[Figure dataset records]
--- START ---

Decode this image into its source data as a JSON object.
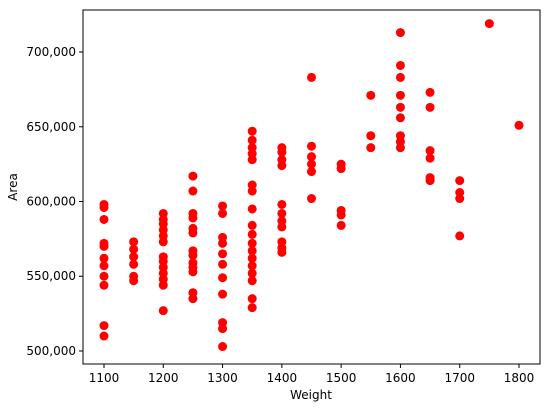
{
  "chart_data": {
    "type": "scatter",
    "x_label": "Weight",
    "y_label": "Area",
    "color": "#ff0000",
    "x": [
      1100,
      1100,
      1100,
      1100,
      1100,
      1100,
      1100,
      1100,
      1100,
      1100,
      1100,
      1150,
      1150,
      1150,
      1150,
      1150,
      1150,
      1200,
      1200,
      1200,
      1200,
      1200,
      1200,
      1200,
      1200,
      1200,
      1200,
      1200,
      1200,
      1200,
      1250,
      1250,
      1250,
      1250,
      1250,
      1250,
      1250,
      1250,
      1250,
      1250,
      1250,
      1250,
      1250,
      1300,
      1300,
      1300,
      1300,
      1300,
      1300,
      1300,
      1300,
      1300,
      1300,
      1300,
      1350,
      1350,
      1350,
      1350,
      1350,
      1350,
      1350,
      1350,
      1350,
      1350,
      1350,
      1350,
      1350,
      1350,
      1350,
      1350,
      1350,
      1350,
      1400,
      1400,
      1400,
      1400,
      1400,
      1400,
      1400,
      1400,
      1400,
      1400,
      1400,
      1450,
      1450,
      1450,
      1450,
      1450,
      1450,
      1500,
      1500,
      1500,
      1500,
      1500,
      1550,
      1550,
      1550,
      1600,
      1600,
      1600,
      1600,
      1600,
      1600,
      1600,
      1600,
      1600,
      1650,
      1650,
      1650,
      1650,
      1650,
      1650,
      1700,
      1700,
      1700,
      1700,
      1750,
      1800
    ],
    "y": [
      598000,
      596000,
      588000,
      572000,
      570000,
      562000,
      557000,
      550000,
      544000,
      517000,
      510000,
      573000,
      568000,
      563000,
      558000,
      550000,
      547000,
      592000,
      588000,
      585000,
      581000,
      577000,
      573000,
      563000,
      560000,
      556000,
      552000,
      548000,
      544000,
      527000,
      617000,
      607000,
      592000,
      589000,
      582000,
      579000,
      567000,
      564000,
      559000,
      556000,
      553000,
      539000,
      535000,
      597000,
      592000,
      576000,
      572000,
      565000,
      558000,
      549000,
      538000,
      519000,
      515000,
      503000,
      647000,
      641000,
      636000,
      632000,
      628000,
      611000,
      607000,
      595000,
      584000,
      578000,
      572000,
      567000,
      562000,
      557000,
      552000,
      547000,
      535000,
      529000,
      636000,
      633000,
      628000,
      624000,
      598000,
      592000,
      587000,
      583000,
      573000,
      569000,
      566000,
      683000,
      637000,
      630000,
      625000,
      620000,
      602000,
      625000,
      622000,
      594000,
      591000,
      584000,
      671000,
      644000,
      636000,
      713000,
      691000,
      683000,
      671000,
      663000,
      656000,
      644000,
      640000,
      636000,
      673000,
      663000,
      634000,
      629000,
      616000,
      614000,
      614000,
      606000,
      602000,
      577000,
      719000,
      651000
    ],
    "xlim": [
      1064.6,
      1835.4
    ],
    "ylim": [
      491300,
      728100
    ],
    "xticks": [
      1100,
      1200,
      1300,
      1400,
      1500,
      1600,
      1700,
      1800
    ],
    "yticks": [
      {
        "value": 500000,
        "label": "500,000"
      },
      {
        "value": 550000,
        "label": "550,000"
      },
      {
        "value": 600000,
        "label": "600,000"
      },
      {
        "value": 650000,
        "label": "650,000"
      },
      {
        "value": 700000,
        "label": "700,000"
      }
    ]
  }
}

--- END ---

- EXERCISE AIM:
Reproduce each entry verbatim, excluding any embedded images.

- RESPONSE:
Decode this image into its source data as a JSON object.
{
  "chart_data": {
    "type": "scatter",
    "x_label": "Weight",
    "y_label": "Area",
    "color": "#ff0000",
    "x": [
      1100,
      1100,
      1100,
      1100,
      1100,
      1100,
      1100,
      1100,
      1100,
      1100,
      1100,
      1150,
      1150,
      1150,
      1150,
      1150,
      1150,
      1200,
      1200,
      1200,
      1200,
      1200,
      1200,
      1200,
      1200,
      1200,
      1200,
      1200,
      1200,
      1200,
      1250,
      1250,
      1250,
      1250,
      1250,
      1250,
      1250,
      1250,
      1250,
      1250,
      1250,
      1250,
      1250,
      1300,
      1300,
      1300,
      1300,
      1300,
      1300,
      1300,
      1300,
      1300,
      1300,
      1300,
      1350,
      1350,
      1350,
      1350,
      1350,
      1350,
      1350,
      1350,
      1350,
      1350,
      1350,
      1350,
      1350,
      1350,
      1350,
      1350,
      1350,
      1350,
      1400,
      1400,
      1400,
      1400,
      1400,
      1400,
      1400,
      1400,
      1400,
      1400,
      1400,
      1450,
      1450,
      1450,
      1450,
      1450,
      1450,
      1500,
      1500,
      1500,
      1500,
      1500,
      1550,
      1550,
      1550,
      1600,
      1600,
      1600,
      1600,
      1600,
      1600,
      1600,
      1600,
      1600,
      1650,
      1650,
      1650,
      1650,
      1650,
      1650,
      1700,
      1700,
      1700,
      1700,
      1750,
      1800
    ],
    "y": [
      598000,
      596000,
      588000,
      572000,
      570000,
      562000,
      557000,
      550000,
      544000,
      517000,
      510000,
      573000,
      568000,
      563000,
      558000,
      550000,
      547000,
      592000,
      588000,
      585000,
      581000,
      577000,
      573000,
      563000,
      560000,
      556000,
      552000,
      548000,
      544000,
      527000,
      617000,
      607000,
      592000,
      589000,
      582000,
      579000,
      567000,
      564000,
      559000,
      556000,
      553000,
      539000,
      535000,
      597000,
      592000,
      576000,
      572000,
      565000,
      558000,
      549000,
      538000,
      519000,
      515000,
      503000,
      647000,
      641000,
      636000,
      632000,
      628000,
      611000,
      607000,
      595000,
      584000,
      578000,
      572000,
      567000,
      562000,
      557000,
      552000,
      547000,
      535000,
      529000,
      636000,
      633000,
      628000,
      624000,
      598000,
      592000,
      587000,
      583000,
      573000,
      569000,
      566000,
      683000,
      637000,
      630000,
      625000,
      620000,
      602000,
      625000,
      622000,
      594000,
      591000,
      584000,
      671000,
      644000,
      636000,
      713000,
      691000,
      683000,
      671000,
      663000,
      656000,
      644000,
      640000,
      636000,
      673000,
      663000,
      634000,
      629000,
      616000,
      614000,
      614000,
      606000,
      602000,
      577000,
      719000,
      651000
    ],
    "xlim": [
      1064.6,
      1835.4
    ],
    "ylim": [
      491300,
      728100
    ],
    "xticks": [
      1100,
      1200,
      1300,
      1400,
      1500,
      1600,
      1700,
      1800
    ],
    "yticks": [
      {
        "value": 500000,
        "label": "500,000"
      },
      {
        "value": 550000,
        "label": "550,000"
      },
      {
        "value": 600000,
        "label": "600,000"
      },
      {
        "value": 650000,
        "label": "650,000"
      },
      {
        "value": 700000,
        "label": "700,000"
      }
    ]
  }
}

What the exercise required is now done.